### Brief
Only a number is wanted: the count of lines in this listing that contain "yourself".

### Material provided

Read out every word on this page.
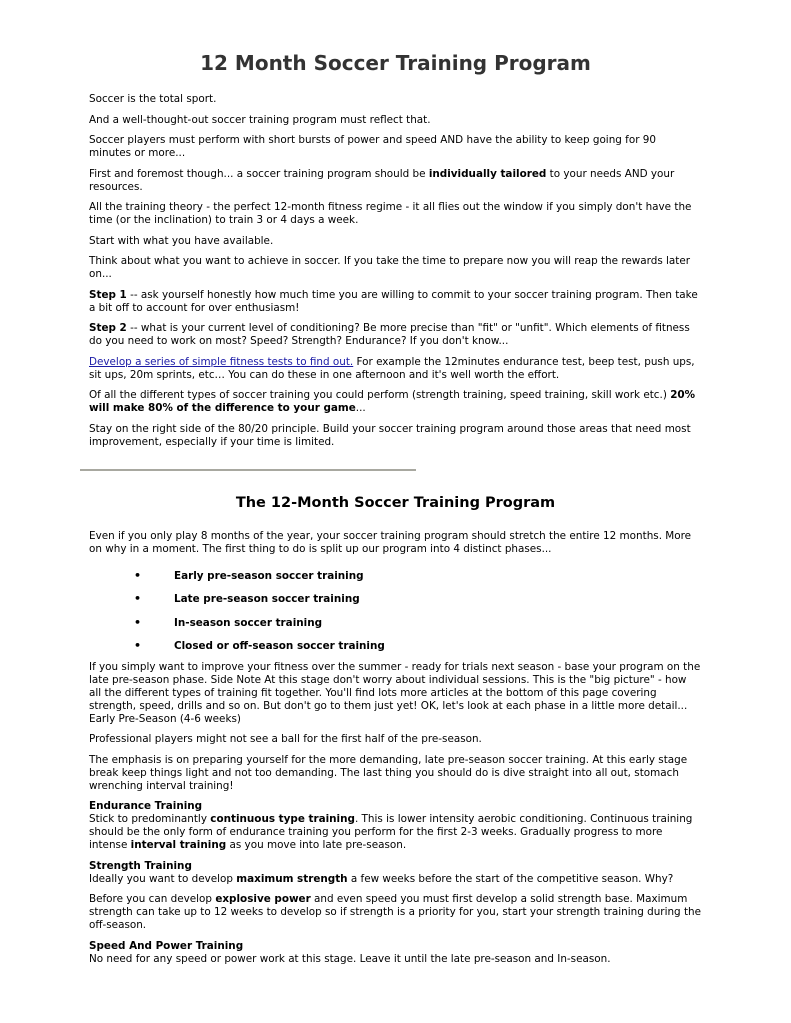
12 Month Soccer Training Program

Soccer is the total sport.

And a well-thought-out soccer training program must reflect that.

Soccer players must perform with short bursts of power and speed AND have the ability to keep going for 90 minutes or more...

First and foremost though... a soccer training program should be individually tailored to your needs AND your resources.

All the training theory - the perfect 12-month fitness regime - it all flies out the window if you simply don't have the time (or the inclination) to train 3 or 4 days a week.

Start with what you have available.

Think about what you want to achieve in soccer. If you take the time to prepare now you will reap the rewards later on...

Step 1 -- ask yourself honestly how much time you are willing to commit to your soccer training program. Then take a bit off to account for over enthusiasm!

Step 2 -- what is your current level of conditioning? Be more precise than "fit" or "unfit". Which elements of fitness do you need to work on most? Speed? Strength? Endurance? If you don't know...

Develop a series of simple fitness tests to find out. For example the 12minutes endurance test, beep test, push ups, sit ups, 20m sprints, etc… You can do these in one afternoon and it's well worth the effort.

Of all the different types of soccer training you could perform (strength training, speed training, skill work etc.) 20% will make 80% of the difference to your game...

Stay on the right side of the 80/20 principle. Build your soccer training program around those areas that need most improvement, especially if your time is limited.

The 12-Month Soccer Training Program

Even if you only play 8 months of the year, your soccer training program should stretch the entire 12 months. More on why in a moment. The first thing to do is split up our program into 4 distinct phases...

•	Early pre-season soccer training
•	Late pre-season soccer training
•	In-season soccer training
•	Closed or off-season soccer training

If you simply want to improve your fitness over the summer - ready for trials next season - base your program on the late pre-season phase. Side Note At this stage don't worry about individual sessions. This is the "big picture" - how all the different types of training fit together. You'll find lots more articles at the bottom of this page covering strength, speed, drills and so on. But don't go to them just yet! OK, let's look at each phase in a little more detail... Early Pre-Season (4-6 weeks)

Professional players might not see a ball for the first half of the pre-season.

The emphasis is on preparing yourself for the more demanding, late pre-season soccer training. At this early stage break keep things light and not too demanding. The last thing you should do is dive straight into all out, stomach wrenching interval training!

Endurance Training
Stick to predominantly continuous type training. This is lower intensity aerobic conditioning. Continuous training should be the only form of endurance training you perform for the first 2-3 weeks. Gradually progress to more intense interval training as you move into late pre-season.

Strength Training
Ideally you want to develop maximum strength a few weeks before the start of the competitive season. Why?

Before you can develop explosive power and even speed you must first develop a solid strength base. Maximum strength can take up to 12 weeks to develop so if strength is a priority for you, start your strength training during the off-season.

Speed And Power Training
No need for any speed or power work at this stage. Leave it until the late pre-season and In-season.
...
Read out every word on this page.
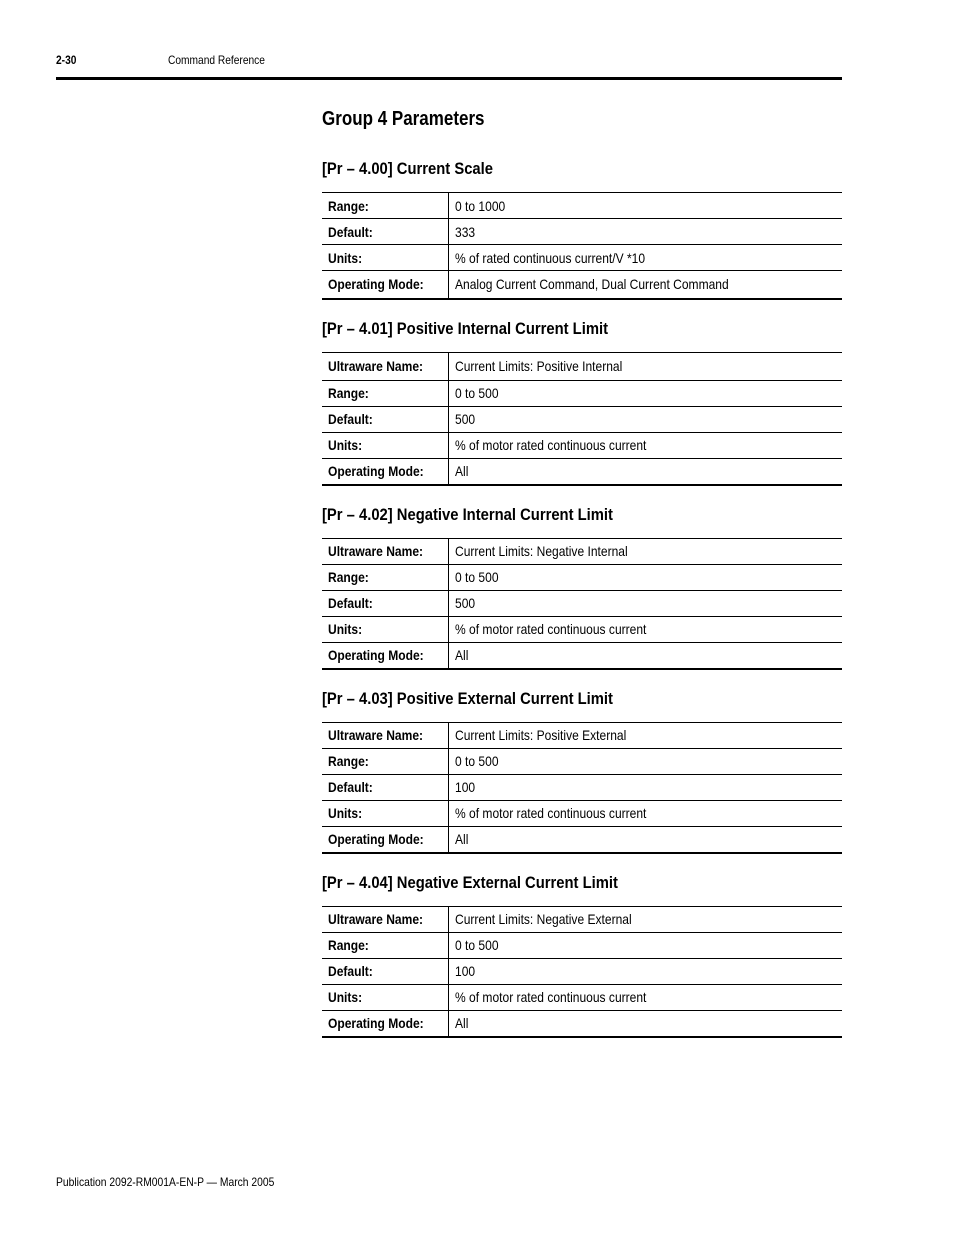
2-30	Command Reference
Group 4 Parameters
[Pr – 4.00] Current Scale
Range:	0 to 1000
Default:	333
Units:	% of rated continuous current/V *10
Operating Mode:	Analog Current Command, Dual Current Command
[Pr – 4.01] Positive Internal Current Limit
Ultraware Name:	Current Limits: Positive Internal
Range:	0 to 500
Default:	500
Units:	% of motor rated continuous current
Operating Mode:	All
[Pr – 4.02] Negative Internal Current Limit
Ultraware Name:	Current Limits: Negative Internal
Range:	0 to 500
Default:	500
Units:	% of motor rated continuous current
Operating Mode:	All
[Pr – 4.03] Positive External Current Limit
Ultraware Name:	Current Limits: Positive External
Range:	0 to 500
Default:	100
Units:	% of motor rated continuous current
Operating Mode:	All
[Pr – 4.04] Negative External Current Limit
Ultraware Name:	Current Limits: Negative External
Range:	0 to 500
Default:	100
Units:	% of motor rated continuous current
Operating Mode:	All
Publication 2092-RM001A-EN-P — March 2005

### Task output
2